◆ Exercise description ◆
Find the number of lines below in which the word "personajes" appears, and write that number only.

◆ Dataset ◆
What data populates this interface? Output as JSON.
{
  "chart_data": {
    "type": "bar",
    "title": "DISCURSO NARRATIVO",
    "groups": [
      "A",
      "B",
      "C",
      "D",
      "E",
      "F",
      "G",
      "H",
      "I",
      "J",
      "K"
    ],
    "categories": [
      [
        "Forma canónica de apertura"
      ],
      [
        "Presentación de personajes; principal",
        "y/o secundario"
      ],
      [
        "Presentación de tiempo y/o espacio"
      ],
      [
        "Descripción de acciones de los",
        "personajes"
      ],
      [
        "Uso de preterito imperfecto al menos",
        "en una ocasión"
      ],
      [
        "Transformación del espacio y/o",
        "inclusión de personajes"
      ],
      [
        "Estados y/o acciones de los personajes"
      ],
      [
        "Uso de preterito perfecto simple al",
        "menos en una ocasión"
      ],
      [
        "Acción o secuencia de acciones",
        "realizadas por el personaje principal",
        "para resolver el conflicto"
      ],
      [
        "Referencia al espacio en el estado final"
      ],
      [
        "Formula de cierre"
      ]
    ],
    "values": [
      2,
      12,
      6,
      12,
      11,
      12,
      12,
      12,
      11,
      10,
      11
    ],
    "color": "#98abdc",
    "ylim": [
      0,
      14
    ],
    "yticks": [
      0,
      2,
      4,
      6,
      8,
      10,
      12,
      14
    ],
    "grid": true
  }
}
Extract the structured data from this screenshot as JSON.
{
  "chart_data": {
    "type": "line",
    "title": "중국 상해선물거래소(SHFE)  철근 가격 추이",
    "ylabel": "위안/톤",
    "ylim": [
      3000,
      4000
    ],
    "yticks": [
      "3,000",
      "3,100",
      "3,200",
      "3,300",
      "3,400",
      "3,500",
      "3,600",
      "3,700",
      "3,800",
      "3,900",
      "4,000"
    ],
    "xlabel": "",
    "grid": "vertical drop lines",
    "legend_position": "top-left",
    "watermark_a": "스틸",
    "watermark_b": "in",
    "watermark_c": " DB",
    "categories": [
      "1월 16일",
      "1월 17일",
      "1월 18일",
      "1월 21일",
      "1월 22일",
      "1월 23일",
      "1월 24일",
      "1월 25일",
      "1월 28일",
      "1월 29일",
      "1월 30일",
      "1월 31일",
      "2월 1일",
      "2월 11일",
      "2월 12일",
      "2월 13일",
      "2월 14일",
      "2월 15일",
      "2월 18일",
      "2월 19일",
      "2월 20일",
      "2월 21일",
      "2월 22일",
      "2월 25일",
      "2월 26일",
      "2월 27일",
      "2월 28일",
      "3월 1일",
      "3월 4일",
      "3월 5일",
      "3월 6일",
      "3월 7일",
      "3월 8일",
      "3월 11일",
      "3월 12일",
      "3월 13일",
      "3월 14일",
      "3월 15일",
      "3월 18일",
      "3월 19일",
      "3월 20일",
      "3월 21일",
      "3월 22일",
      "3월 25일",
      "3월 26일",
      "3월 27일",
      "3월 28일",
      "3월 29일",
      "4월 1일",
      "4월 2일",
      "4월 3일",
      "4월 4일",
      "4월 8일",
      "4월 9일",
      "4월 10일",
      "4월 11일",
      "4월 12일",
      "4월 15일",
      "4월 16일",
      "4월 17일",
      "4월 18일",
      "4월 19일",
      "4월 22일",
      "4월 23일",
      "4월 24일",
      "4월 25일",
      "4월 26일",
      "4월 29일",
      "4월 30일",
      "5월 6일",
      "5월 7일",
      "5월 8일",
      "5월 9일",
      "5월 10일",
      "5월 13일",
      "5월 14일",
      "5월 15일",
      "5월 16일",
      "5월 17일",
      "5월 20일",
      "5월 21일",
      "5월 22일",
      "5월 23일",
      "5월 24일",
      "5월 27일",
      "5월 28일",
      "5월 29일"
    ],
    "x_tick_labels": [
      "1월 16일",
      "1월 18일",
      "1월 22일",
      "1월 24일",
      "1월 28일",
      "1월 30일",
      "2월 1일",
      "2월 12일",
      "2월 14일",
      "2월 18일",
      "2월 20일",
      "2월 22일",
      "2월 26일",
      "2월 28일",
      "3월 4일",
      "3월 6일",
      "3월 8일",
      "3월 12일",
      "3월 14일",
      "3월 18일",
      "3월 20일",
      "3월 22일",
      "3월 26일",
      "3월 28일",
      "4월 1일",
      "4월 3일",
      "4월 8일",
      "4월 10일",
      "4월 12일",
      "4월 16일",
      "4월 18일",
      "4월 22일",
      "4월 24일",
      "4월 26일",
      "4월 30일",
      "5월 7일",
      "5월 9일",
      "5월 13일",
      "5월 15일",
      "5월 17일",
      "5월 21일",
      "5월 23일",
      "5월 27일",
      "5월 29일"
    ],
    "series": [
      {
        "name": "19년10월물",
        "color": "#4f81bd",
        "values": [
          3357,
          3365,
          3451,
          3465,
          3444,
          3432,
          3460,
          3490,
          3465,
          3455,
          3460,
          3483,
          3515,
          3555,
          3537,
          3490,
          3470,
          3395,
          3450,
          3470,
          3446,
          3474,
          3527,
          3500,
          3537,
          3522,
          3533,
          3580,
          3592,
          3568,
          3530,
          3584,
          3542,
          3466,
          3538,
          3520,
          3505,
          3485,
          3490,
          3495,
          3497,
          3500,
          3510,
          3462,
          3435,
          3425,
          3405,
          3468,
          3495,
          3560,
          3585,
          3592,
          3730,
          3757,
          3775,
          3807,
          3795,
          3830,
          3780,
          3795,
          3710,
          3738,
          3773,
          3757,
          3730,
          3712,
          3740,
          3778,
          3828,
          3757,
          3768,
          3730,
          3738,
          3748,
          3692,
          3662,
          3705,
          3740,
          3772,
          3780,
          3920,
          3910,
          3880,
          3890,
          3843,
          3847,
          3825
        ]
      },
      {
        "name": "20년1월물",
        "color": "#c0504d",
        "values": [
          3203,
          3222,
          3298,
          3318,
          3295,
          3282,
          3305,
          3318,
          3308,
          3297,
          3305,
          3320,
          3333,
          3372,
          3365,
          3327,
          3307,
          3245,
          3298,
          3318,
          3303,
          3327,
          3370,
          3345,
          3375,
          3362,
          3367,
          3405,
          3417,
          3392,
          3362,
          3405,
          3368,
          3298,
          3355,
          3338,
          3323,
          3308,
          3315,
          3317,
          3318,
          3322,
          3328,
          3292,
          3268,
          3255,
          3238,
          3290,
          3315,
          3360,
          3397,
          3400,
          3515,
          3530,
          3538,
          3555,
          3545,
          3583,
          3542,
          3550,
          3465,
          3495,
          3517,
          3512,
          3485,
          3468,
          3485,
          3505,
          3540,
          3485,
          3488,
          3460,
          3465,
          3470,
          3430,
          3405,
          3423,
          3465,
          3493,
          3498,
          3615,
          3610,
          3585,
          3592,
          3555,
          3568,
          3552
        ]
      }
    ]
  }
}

◆ Response ◆
4